-- BEGIN GIVEN INFORMATION --

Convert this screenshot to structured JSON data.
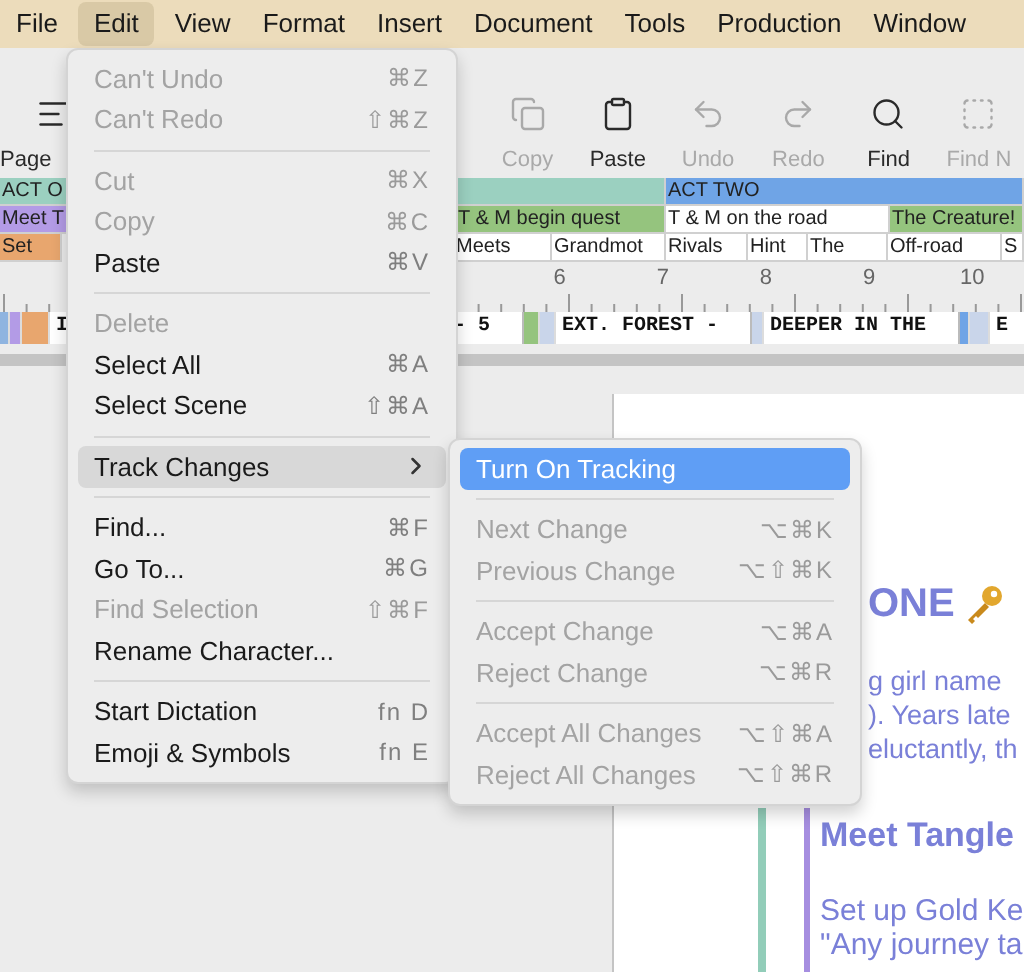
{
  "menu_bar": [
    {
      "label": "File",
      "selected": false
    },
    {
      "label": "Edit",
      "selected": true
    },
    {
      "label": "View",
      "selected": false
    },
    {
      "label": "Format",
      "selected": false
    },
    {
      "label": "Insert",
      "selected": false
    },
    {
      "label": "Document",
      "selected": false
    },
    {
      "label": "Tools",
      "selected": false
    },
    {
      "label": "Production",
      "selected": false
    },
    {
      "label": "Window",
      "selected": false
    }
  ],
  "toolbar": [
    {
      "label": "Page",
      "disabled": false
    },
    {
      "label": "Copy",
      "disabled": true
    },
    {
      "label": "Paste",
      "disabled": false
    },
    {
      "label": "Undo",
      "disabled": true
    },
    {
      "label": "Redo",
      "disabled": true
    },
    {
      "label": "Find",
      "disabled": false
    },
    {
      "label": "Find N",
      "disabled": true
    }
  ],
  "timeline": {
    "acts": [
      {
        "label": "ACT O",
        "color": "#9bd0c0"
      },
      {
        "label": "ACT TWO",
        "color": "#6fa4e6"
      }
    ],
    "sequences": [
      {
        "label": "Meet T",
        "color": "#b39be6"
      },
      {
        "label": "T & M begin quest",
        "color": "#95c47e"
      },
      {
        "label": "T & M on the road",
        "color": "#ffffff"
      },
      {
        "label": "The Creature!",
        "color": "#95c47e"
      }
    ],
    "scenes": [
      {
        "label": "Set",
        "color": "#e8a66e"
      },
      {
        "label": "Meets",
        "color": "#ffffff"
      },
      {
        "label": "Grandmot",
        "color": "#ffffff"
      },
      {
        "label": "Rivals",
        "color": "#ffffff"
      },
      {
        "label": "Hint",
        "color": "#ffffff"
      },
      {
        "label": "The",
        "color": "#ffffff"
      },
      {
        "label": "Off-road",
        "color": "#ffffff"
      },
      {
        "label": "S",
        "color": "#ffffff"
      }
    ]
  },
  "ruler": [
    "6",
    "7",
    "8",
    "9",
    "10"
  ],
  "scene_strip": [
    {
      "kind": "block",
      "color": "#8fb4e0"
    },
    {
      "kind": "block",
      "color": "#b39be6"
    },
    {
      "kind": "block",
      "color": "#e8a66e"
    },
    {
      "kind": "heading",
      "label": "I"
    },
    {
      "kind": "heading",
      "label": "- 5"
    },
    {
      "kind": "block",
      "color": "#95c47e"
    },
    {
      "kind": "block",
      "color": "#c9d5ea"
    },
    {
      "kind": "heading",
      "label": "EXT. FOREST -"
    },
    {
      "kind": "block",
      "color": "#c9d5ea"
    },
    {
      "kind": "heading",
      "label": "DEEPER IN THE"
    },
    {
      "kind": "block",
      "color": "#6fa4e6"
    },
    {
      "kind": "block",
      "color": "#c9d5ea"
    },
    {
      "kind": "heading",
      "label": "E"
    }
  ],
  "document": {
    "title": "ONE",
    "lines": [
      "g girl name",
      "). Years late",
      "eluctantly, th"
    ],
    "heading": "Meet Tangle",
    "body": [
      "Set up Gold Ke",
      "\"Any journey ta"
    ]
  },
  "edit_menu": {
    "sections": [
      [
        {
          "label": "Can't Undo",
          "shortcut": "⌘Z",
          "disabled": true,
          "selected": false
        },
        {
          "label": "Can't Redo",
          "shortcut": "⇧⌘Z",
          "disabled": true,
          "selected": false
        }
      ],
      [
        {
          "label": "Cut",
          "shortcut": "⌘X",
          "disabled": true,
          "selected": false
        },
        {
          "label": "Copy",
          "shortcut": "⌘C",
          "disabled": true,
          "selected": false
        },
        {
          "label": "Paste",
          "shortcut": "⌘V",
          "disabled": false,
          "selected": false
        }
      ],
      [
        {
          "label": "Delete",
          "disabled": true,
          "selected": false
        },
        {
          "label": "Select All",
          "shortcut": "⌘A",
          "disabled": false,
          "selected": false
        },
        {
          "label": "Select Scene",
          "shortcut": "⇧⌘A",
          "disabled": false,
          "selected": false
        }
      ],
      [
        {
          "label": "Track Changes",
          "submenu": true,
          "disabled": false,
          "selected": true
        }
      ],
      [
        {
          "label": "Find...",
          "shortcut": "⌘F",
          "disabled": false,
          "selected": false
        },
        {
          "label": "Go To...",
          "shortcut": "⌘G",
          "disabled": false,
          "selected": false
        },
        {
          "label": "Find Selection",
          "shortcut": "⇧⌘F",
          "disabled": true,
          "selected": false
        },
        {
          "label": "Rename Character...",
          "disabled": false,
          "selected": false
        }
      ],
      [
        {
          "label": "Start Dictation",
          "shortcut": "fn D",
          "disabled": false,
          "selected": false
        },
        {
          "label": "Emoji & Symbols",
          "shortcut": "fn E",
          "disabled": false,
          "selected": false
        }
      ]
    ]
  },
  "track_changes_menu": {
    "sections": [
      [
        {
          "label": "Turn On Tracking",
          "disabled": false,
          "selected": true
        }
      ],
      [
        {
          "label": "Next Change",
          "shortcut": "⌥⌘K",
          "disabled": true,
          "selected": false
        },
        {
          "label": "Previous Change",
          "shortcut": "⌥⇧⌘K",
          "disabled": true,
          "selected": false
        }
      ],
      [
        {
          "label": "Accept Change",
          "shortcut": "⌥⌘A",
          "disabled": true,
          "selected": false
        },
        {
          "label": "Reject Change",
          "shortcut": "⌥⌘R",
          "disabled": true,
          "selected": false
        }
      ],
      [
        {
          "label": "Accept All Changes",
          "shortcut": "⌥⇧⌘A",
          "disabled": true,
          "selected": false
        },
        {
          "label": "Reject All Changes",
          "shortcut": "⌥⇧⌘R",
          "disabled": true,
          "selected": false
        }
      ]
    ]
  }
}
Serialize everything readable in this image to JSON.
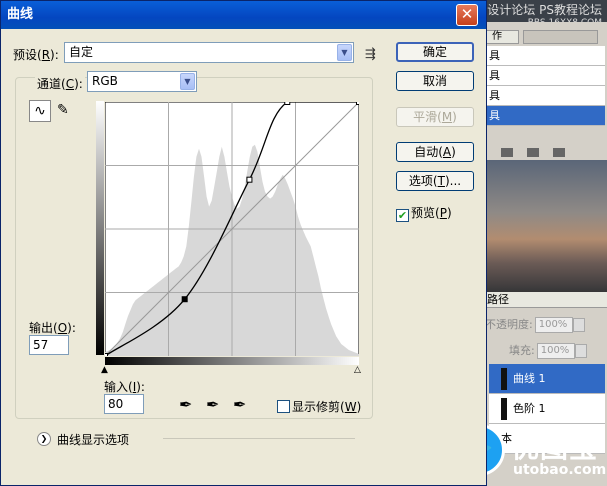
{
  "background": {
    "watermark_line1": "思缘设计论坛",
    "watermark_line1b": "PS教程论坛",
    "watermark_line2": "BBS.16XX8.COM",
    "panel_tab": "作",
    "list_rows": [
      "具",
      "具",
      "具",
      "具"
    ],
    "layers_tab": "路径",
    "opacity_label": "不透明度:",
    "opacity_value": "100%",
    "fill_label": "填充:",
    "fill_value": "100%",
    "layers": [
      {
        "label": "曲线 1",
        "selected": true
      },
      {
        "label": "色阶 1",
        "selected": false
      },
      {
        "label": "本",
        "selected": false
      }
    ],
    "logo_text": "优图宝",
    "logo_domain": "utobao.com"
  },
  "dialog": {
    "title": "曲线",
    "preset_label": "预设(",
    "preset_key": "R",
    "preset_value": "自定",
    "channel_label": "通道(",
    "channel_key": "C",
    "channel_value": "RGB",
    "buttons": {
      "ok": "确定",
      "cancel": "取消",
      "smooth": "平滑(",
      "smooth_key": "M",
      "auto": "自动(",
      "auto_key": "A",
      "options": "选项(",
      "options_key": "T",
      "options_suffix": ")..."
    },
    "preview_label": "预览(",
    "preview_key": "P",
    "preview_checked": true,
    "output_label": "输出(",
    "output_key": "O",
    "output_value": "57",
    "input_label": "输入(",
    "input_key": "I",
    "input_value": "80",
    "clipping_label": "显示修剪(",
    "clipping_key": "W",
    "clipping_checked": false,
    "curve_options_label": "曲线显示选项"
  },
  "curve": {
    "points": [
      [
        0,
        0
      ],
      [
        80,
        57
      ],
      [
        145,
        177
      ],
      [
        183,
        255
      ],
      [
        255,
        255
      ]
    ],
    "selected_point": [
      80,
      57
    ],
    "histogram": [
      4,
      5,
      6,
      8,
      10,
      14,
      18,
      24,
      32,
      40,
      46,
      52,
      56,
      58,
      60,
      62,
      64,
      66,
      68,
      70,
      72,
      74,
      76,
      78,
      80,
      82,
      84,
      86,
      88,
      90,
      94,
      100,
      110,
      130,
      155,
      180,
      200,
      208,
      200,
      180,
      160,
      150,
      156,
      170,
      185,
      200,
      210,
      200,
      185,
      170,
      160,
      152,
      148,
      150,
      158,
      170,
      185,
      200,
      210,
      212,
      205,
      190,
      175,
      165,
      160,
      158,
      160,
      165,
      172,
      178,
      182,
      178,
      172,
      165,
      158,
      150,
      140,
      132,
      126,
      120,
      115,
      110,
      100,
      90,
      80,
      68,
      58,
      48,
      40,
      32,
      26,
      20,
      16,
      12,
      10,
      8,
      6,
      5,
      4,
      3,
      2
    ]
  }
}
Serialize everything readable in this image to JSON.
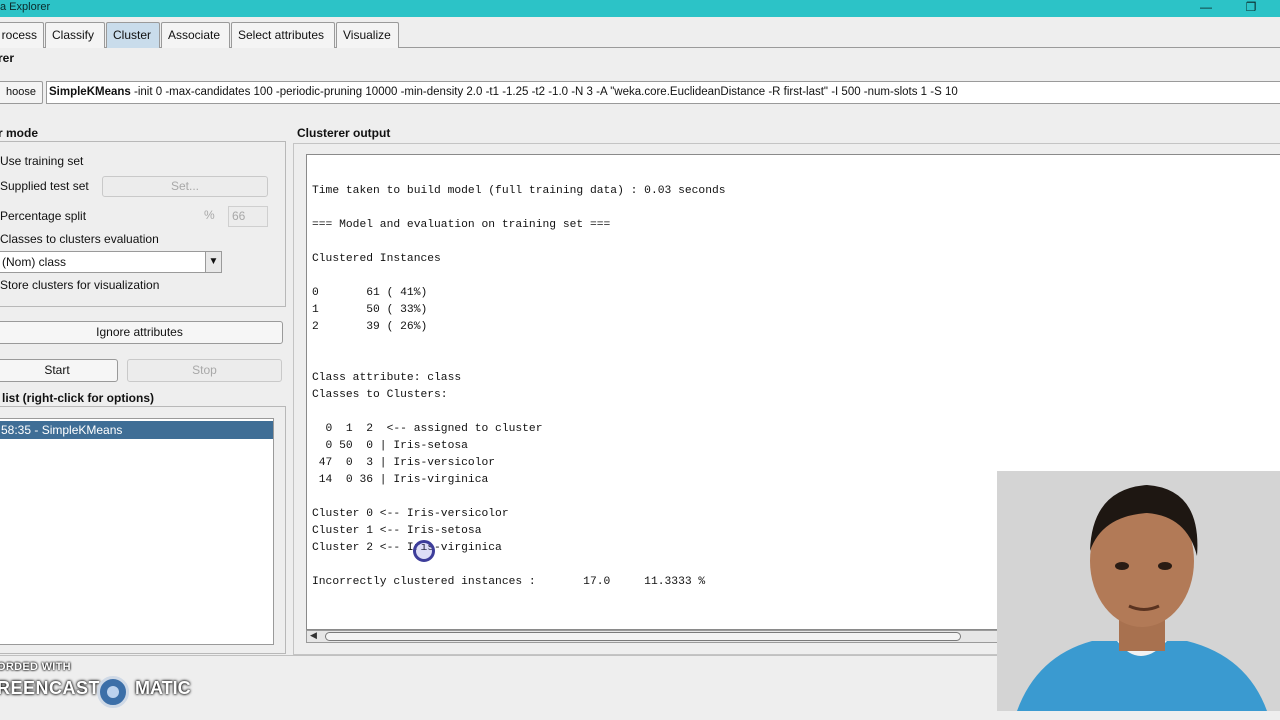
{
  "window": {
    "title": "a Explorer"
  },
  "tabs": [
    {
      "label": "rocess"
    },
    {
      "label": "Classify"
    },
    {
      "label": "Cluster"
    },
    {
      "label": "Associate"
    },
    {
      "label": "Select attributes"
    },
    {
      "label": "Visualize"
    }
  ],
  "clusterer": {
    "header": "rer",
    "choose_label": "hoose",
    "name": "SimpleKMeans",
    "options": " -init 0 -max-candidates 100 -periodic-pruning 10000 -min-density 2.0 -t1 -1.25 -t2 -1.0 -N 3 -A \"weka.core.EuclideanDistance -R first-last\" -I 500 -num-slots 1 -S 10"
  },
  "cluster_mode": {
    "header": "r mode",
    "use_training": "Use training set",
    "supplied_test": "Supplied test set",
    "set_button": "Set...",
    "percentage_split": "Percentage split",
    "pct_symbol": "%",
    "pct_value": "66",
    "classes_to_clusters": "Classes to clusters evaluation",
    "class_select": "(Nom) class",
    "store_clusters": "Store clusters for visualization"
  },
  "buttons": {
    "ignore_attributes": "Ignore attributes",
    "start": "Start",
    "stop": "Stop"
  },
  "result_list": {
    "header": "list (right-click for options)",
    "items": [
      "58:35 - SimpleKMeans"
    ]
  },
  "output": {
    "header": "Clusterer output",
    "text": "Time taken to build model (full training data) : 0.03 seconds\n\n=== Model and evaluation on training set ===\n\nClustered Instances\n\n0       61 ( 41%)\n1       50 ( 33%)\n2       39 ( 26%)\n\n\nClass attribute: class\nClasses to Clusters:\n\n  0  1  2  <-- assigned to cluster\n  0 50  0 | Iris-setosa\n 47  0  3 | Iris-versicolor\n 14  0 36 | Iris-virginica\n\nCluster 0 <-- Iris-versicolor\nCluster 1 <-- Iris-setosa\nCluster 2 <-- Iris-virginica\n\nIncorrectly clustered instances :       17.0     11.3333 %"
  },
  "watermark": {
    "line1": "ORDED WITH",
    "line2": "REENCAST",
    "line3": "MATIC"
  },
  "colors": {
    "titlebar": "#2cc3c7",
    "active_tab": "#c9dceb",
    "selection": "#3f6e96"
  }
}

-- END GIVEN INFORMATION --

* [GOAL OF THE EXERCISE]:
Filter the entries down to the lines with the word "header" in them.

* [CORRECT RESULT]:
    "header": "rer",
    "header": "r mode",
    "header": "list (right-click for options)",
    "header": "Clusterer output",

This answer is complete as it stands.